[begin Available records]

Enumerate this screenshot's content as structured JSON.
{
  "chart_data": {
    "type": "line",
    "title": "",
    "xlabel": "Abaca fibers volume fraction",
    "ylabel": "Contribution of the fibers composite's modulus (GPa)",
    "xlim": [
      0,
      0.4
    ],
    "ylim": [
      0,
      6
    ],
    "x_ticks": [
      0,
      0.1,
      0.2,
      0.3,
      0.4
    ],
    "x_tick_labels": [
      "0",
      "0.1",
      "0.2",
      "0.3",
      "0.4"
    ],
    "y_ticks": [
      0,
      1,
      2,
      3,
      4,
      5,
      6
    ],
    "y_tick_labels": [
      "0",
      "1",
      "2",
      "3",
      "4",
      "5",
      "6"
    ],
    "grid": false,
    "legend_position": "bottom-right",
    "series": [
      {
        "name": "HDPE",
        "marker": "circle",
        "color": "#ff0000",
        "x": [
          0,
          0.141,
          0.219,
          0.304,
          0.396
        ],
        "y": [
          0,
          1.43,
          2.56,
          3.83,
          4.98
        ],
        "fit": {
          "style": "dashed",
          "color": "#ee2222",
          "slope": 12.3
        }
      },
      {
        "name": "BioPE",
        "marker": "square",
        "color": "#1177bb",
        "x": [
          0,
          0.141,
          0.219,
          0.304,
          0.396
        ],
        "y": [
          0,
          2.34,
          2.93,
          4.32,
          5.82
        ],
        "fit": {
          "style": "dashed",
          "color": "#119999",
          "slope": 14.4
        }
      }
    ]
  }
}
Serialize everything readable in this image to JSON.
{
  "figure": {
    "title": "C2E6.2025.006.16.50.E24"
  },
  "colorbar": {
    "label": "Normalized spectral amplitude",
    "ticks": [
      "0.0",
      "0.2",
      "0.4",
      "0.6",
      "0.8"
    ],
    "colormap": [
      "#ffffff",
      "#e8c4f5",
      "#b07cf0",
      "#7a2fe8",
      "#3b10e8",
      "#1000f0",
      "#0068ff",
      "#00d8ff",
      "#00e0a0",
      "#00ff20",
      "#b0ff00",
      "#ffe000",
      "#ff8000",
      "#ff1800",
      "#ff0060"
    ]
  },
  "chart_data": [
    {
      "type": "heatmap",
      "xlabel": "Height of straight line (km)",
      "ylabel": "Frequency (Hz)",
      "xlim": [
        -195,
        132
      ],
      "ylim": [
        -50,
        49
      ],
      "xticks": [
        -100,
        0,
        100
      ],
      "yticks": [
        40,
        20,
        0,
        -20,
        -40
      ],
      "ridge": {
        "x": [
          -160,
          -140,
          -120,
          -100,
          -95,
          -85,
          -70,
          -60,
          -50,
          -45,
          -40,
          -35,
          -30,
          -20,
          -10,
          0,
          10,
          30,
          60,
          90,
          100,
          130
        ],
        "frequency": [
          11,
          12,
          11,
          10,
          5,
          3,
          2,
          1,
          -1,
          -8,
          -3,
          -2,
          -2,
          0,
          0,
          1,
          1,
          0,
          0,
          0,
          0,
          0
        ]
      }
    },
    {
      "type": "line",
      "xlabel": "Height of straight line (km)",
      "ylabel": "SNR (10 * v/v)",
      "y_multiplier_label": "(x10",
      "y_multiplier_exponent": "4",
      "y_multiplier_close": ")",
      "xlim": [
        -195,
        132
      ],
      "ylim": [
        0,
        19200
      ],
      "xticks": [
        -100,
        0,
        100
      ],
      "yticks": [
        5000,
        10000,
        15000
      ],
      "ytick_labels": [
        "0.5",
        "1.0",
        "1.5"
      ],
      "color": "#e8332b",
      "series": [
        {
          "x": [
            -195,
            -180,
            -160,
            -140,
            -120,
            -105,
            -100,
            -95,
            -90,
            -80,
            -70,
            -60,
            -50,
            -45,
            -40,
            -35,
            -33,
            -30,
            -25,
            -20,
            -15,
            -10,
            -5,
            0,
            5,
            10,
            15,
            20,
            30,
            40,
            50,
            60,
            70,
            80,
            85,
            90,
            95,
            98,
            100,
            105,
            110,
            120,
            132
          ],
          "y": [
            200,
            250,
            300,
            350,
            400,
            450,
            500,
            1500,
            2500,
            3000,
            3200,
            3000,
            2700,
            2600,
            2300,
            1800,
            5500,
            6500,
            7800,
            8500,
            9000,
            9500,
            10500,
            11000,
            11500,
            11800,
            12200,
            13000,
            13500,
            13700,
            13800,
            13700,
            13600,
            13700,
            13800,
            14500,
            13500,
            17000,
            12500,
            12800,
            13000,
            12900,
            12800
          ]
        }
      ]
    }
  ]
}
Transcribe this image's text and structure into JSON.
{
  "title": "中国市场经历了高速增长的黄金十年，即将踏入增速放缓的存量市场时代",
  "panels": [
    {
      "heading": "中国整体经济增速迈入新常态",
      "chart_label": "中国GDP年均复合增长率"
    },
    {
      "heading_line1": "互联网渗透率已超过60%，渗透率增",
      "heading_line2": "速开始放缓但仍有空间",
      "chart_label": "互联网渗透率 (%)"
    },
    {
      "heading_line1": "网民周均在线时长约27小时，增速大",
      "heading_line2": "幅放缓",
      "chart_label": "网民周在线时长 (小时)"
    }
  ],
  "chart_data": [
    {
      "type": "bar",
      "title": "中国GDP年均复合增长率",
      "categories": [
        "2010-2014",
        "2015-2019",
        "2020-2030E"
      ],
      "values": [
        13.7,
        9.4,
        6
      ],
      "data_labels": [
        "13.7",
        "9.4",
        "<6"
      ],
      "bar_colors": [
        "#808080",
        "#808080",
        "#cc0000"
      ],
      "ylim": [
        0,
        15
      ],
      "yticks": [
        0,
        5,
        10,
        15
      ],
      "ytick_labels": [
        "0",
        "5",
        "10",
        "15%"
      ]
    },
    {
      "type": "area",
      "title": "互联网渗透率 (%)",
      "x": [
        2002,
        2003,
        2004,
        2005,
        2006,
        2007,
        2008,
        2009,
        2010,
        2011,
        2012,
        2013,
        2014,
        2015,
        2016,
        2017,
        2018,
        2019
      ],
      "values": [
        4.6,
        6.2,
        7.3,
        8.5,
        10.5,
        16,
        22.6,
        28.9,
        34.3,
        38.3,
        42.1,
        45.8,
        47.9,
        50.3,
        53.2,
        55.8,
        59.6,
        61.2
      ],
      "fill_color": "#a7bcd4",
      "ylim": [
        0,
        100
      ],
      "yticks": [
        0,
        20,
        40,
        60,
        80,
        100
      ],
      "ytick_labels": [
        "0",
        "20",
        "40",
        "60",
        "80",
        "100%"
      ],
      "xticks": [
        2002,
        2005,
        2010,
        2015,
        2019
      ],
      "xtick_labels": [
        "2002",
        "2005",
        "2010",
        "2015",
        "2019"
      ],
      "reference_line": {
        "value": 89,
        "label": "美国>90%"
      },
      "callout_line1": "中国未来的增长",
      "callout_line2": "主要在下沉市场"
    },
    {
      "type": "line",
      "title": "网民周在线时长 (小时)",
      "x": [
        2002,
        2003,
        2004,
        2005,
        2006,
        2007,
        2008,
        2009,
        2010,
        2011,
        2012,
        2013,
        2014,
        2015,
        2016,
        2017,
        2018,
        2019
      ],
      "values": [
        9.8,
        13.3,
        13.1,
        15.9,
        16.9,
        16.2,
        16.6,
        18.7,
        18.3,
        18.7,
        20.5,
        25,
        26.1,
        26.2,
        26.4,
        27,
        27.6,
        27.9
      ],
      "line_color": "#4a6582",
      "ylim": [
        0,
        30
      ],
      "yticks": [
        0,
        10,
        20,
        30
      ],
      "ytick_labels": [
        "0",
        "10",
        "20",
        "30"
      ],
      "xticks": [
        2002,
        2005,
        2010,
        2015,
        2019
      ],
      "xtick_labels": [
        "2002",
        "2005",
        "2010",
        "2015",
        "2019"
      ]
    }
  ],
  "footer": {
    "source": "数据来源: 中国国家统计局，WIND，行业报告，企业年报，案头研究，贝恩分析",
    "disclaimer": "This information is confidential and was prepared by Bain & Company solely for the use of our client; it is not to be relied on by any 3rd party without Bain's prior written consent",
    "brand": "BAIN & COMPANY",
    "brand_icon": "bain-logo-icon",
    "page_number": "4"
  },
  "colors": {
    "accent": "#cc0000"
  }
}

[end Available records]

Request
List every line above containing the word "title".

Full output
    "title": "",
    "title": "C2E6.2025.006.16.50.E24"
  "title": "中国市场经历了高速增长的黄金十年，即将踏入增速放缓的存量市场时代",
      "title": "中国GDP年均复合增长率",
      "title": "互联网渗透率 (%)",
      "title": "网民周在线时长 (小时)",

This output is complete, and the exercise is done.